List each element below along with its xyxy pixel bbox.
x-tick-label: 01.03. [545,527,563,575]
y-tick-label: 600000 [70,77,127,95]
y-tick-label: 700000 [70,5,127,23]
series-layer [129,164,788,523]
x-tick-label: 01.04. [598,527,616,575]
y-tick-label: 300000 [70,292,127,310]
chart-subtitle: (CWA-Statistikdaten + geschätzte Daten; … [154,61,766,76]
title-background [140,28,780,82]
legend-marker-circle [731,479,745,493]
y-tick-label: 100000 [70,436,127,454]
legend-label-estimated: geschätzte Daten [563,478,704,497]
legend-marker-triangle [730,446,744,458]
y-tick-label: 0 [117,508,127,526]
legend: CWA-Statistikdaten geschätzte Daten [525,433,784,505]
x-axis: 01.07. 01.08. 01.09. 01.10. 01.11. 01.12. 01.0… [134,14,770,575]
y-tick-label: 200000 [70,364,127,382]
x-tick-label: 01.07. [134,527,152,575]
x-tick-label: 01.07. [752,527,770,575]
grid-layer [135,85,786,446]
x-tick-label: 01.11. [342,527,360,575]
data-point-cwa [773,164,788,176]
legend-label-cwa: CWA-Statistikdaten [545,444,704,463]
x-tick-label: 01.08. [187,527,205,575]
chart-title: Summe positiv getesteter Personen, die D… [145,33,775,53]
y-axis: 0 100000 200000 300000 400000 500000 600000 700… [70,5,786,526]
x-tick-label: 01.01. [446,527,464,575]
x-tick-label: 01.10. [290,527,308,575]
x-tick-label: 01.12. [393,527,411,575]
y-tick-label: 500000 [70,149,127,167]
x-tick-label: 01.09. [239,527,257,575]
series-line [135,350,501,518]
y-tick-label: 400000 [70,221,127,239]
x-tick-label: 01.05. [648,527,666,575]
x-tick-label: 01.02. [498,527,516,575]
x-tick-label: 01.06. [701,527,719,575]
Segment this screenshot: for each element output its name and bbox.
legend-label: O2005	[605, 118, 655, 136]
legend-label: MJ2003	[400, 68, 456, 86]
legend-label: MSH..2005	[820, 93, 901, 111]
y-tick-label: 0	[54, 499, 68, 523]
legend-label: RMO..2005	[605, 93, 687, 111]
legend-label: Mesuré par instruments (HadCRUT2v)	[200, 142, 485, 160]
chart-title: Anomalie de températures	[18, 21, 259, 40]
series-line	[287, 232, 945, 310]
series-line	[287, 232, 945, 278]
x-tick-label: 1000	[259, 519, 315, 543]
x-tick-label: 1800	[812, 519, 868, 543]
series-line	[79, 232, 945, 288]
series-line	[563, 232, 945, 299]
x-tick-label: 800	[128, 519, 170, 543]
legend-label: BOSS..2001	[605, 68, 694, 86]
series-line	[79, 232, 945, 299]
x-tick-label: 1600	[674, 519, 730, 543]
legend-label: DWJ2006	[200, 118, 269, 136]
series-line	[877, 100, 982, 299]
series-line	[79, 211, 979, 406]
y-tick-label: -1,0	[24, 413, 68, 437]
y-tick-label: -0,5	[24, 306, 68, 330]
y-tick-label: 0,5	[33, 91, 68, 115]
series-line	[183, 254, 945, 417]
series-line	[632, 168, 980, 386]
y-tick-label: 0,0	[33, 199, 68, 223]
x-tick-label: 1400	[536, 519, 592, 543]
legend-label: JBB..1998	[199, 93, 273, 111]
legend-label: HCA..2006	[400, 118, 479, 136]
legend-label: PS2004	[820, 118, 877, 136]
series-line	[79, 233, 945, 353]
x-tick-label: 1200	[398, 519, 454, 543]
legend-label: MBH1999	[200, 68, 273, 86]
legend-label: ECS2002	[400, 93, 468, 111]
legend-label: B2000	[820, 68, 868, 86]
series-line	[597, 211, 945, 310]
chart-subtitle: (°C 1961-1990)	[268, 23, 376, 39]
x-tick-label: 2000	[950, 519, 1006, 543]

::::

**To do**
Please copy the listing above line for line, with every character as it stands.

**Exercise solution**
List each element below along with its xyxy pixel bbox.
x-tick-label: 01.03. [545,527,563,575]
y-tick-label: 600000 [70,77,127,95]
y-tick-label: 700000 [70,5,127,23]
series-layer [129,164,788,523]
x-tick-label: 01.04. [598,527,616,575]
y-tick-label: 300000 [70,292,127,310]
chart-subtitle: (CWA-Statistikdaten + geschätzte Daten; … [154,61,766,76]
title-background [140,28,780,82]
legend-marker-circle [731,479,745,493]
y-tick-label: 100000 [70,436,127,454]
legend-label-estimated: geschätzte Daten [563,478,704,497]
legend-marker-triangle [730,446,744,458]
y-tick-label: 0 [117,508,127,526]
legend: CWA-Statistikdaten geschätzte Daten [525,433,784,505]
x-axis: 01.07. 01.08. 01.09. 01.10. 01.11. 01.12. 01.0… [134,14,770,575]
y-tick-label: 200000 [70,364,127,382]
x-tick-label: 01.07. [134,527,152,575]
x-tick-label: 01.07. [752,527,770,575]
grid-layer [135,85,786,446]
x-tick-label: 01.11. [342,527,360,575]
data-point-cwa [773,164,788,176]
legend-label-cwa: CWA-Statistikdaten [545,444,704,463]
x-tick-label: 01.08. [187,527,205,575]
chart-title: Summe positiv getesteter Personen, die D… [145,33,775,53]
y-axis: 0 100000 200000 300000 400000 500000 600000 700… [70,5,786,526]
x-tick-label: 01.01. [446,527,464,575]
x-tick-label: 01.10. [290,527,308,575]
x-tick-label: 01.12. [393,527,411,575]
y-tick-label: 500000 [70,149,127,167]
x-tick-label: 01.09. [239,527,257,575]
series-line [135,350,501,518]
y-tick-label: 400000 [70,221,127,239]
x-tick-label: 01.05. [648,527,666,575]
x-tick-label: 01.02. [498,527,516,575]
x-tick-label: 01.06. [701,527,719,575]
Segment this screenshot: for each element output its name and bbox.
legend-label: O2005	[605, 118, 655, 136]
legend-label: MJ2003	[400, 68, 456, 86]
legend-label: MSH..2005	[820, 93, 901, 111]
y-tick-label: 0	[54, 499, 68, 523]
legend-label: RMO..2005	[605, 93, 687, 111]
legend-label: Mesuré par instruments (HadCRUT2v)	[200, 142, 485, 160]
chart-title: Anomalie de températures	[18, 21, 259, 40]
series-line	[287, 232, 945, 310]
series-line	[287, 232, 945, 278]
x-tick-label: 1000	[259, 519, 315, 543]
x-tick-label: 1800	[812, 519, 868, 543]
series-line	[79, 232, 945, 288]
series-line	[563, 232, 945, 299]
x-tick-label: 800	[128, 519, 170, 543]
legend-label: BOSS..2001	[605, 68, 694, 86]
series-line	[79, 232, 945, 299]
x-tick-label: 1600	[674, 519, 730, 543]
legend-label: DWJ2006	[200, 118, 269, 136]
series-line	[877, 100, 982, 299]
series-line	[79, 211, 979, 406]
y-tick-label: -1,0	[24, 413, 68, 437]
y-tick-label: -0,5	[24, 306, 68, 330]
y-tick-label: 0,5	[33, 91, 68, 115]
series-line	[183, 254, 945, 417]
series-line	[632, 168, 980, 386]
y-tick-label: 0,0	[33, 199, 68, 223]
x-tick-label: 1400	[536, 519, 592, 543]
legend-label: JBB..1998	[199, 93, 273, 111]
legend-label: HCA..2006	[400, 118, 479, 136]
legend-label: PS2004	[820, 118, 877, 136]
series-line	[79, 233, 945, 353]
x-tick-label: 1200	[398, 519, 454, 543]
legend-label: MBH1999	[200, 68, 273, 86]
legend-label: ECS2002	[400, 93, 468, 111]
legend-label: B2000	[820, 68, 868, 86]
series-line	[597, 211, 945, 310]
chart-subtitle: (°C 1961-1990)	[268, 23, 376, 39]
x-tick-label: 2000	[950, 519, 1006, 543]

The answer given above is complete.